### TASK OBJECTIVE
Every entry must be repeated exactly. Exclude all pictures.

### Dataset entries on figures

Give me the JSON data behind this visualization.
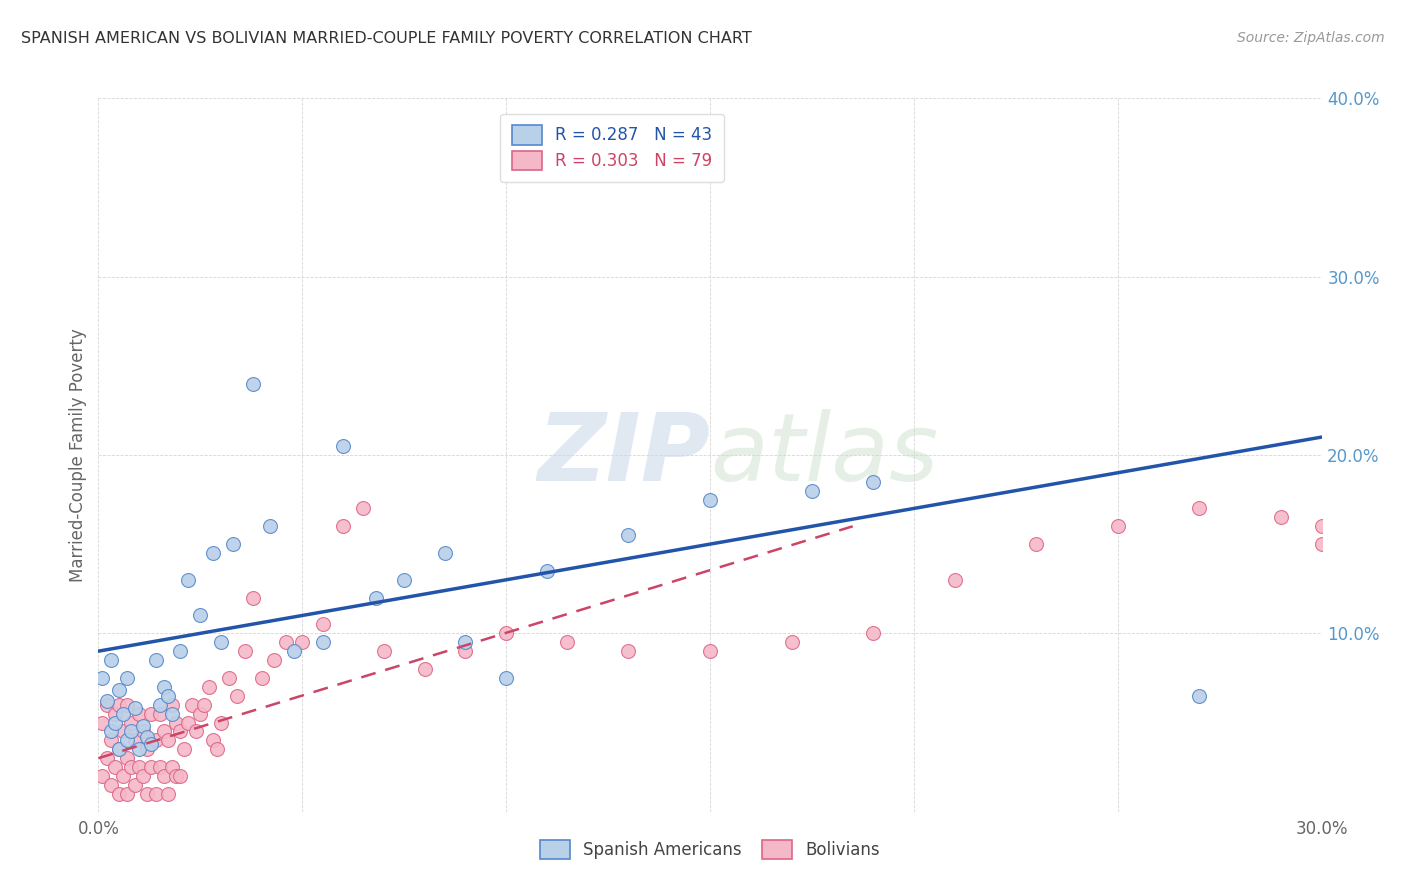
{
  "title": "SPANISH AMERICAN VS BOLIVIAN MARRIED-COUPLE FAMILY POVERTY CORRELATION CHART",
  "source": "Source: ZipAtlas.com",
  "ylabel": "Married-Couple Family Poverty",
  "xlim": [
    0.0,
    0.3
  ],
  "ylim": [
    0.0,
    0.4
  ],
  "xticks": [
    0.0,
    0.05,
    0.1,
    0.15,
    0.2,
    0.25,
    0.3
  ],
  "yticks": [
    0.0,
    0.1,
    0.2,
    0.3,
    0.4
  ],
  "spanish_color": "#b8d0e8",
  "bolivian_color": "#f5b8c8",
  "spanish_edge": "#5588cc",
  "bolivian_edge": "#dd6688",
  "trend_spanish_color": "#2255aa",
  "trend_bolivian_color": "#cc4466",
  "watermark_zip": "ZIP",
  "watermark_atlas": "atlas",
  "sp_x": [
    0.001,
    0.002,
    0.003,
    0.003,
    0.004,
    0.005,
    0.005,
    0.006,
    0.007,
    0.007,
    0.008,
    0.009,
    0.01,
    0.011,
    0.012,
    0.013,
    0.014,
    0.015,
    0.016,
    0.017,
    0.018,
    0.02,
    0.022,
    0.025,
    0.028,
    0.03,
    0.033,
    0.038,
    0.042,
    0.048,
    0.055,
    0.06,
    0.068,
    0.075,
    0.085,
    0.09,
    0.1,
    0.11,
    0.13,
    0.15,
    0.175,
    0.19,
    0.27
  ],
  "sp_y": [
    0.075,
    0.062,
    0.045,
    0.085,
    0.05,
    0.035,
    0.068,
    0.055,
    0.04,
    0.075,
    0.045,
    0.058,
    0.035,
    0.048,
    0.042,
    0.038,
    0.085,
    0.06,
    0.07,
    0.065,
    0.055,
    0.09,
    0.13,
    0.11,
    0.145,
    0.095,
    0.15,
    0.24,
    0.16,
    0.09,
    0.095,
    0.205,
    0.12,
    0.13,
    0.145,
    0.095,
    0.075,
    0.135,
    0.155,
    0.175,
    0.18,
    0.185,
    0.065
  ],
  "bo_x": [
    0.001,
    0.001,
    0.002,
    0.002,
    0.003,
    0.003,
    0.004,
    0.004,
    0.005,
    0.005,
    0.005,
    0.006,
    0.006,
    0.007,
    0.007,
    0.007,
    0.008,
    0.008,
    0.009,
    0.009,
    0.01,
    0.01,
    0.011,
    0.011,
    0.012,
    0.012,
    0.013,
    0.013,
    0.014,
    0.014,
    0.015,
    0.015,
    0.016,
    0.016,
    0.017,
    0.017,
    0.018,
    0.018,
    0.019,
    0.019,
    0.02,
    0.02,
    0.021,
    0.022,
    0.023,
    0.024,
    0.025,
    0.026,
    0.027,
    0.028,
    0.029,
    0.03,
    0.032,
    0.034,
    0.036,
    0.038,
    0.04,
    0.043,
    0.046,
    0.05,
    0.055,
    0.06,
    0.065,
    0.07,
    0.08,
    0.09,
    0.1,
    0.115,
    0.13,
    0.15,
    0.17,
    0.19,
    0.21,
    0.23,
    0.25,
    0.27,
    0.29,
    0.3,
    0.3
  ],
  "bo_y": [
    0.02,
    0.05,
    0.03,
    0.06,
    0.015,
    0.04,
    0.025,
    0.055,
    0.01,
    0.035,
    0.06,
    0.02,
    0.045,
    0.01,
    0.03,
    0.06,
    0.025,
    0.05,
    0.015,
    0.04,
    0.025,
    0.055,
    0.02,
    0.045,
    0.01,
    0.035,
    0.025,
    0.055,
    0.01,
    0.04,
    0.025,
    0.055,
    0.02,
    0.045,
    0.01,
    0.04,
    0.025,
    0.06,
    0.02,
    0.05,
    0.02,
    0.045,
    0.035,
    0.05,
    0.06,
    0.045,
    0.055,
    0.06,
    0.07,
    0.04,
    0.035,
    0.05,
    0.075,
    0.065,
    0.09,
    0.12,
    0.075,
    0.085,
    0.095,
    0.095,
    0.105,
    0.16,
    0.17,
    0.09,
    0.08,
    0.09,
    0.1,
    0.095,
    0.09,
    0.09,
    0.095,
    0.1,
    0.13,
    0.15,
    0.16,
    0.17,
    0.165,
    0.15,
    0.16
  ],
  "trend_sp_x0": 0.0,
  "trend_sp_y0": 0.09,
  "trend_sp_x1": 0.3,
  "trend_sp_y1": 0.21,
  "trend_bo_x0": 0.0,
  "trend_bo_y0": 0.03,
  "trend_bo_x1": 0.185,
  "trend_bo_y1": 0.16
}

### ANSWER TO THE PROBLEM
Give me the JSON data behind this visualization.
{
  "title": "SPANISH AMERICAN VS BOLIVIAN MARRIED-COUPLE FAMILY POVERTY CORRELATION CHART",
  "source": "Source: ZipAtlas.com",
  "ylabel": "Married-Couple Family Poverty",
  "xlim": [
    0.0,
    0.3
  ],
  "ylim": [
    0.0,
    0.4
  ],
  "xticks": [
    0.0,
    0.05,
    0.1,
    0.15,
    0.2,
    0.25,
    0.3
  ],
  "yticks": [
    0.0,
    0.1,
    0.2,
    0.3,
    0.4
  ],
  "spanish_color": "#b8d0e8",
  "bolivian_color": "#f5b8c8",
  "spanish_edge": "#5588cc",
  "bolivian_edge": "#dd6688",
  "trend_spanish_color": "#2255aa",
  "trend_bolivian_color": "#cc4466",
  "watermark_zip": "ZIP",
  "watermark_atlas": "atlas",
  "sp_x": [
    0.001,
    0.002,
    0.003,
    0.003,
    0.004,
    0.005,
    0.005,
    0.006,
    0.007,
    0.007,
    0.008,
    0.009,
    0.01,
    0.011,
    0.012,
    0.013,
    0.014,
    0.015,
    0.016,
    0.017,
    0.018,
    0.02,
    0.022,
    0.025,
    0.028,
    0.03,
    0.033,
    0.038,
    0.042,
    0.048,
    0.055,
    0.06,
    0.068,
    0.075,
    0.085,
    0.09,
    0.1,
    0.11,
    0.13,
    0.15,
    0.175,
    0.19,
    0.27
  ],
  "sp_y": [
    0.075,
    0.062,
    0.045,
    0.085,
    0.05,
    0.035,
    0.068,
    0.055,
    0.04,
    0.075,
    0.045,
    0.058,
    0.035,
    0.048,
    0.042,
    0.038,
    0.085,
    0.06,
    0.07,
    0.065,
    0.055,
    0.09,
    0.13,
    0.11,
    0.145,
    0.095,
    0.15,
    0.24,
    0.16,
    0.09,
    0.095,
    0.205,
    0.12,
    0.13,
    0.145,
    0.095,
    0.075,
    0.135,
    0.155,
    0.175,
    0.18,
    0.185,
    0.065
  ],
  "bo_x": [
    0.001,
    0.001,
    0.002,
    0.002,
    0.003,
    0.003,
    0.004,
    0.004,
    0.005,
    0.005,
    0.005,
    0.006,
    0.006,
    0.007,
    0.007,
    0.007,
    0.008,
    0.008,
    0.009,
    0.009,
    0.01,
    0.01,
    0.011,
    0.011,
    0.012,
    0.012,
    0.013,
    0.013,
    0.014,
    0.014,
    0.015,
    0.015,
    0.016,
    0.016,
    0.017,
    0.017,
    0.018,
    0.018,
    0.019,
    0.019,
    0.02,
    0.02,
    0.021,
    0.022,
    0.023,
    0.024,
    0.025,
    0.026,
    0.027,
    0.028,
    0.029,
    0.03,
    0.032,
    0.034,
    0.036,
    0.038,
    0.04,
    0.043,
    0.046,
    0.05,
    0.055,
    0.06,
    0.065,
    0.07,
    0.08,
    0.09,
    0.1,
    0.115,
    0.13,
    0.15,
    0.17,
    0.19,
    0.21,
    0.23,
    0.25,
    0.27,
    0.29,
    0.3,
    0.3
  ],
  "bo_y": [
    0.02,
    0.05,
    0.03,
    0.06,
    0.015,
    0.04,
    0.025,
    0.055,
    0.01,
    0.035,
    0.06,
    0.02,
    0.045,
    0.01,
    0.03,
    0.06,
    0.025,
    0.05,
    0.015,
    0.04,
    0.025,
    0.055,
    0.02,
    0.045,
    0.01,
    0.035,
    0.025,
    0.055,
    0.01,
    0.04,
    0.025,
    0.055,
    0.02,
    0.045,
    0.01,
    0.04,
    0.025,
    0.06,
    0.02,
    0.05,
    0.02,
    0.045,
    0.035,
    0.05,
    0.06,
    0.045,
    0.055,
    0.06,
    0.07,
    0.04,
    0.035,
    0.05,
    0.075,
    0.065,
    0.09,
    0.12,
    0.075,
    0.085,
    0.095,
    0.095,
    0.105,
    0.16,
    0.17,
    0.09,
    0.08,
    0.09,
    0.1,
    0.095,
    0.09,
    0.09,
    0.095,
    0.1,
    0.13,
    0.15,
    0.16,
    0.17,
    0.165,
    0.15,
    0.16
  ],
  "trend_sp_x0": 0.0,
  "trend_sp_y0": 0.09,
  "trend_sp_x1": 0.3,
  "trend_sp_y1": 0.21,
  "trend_bo_x0": 0.0,
  "trend_bo_y0": 0.03,
  "trend_bo_x1": 0.185,
  "trend_bo_y1": 0.16
}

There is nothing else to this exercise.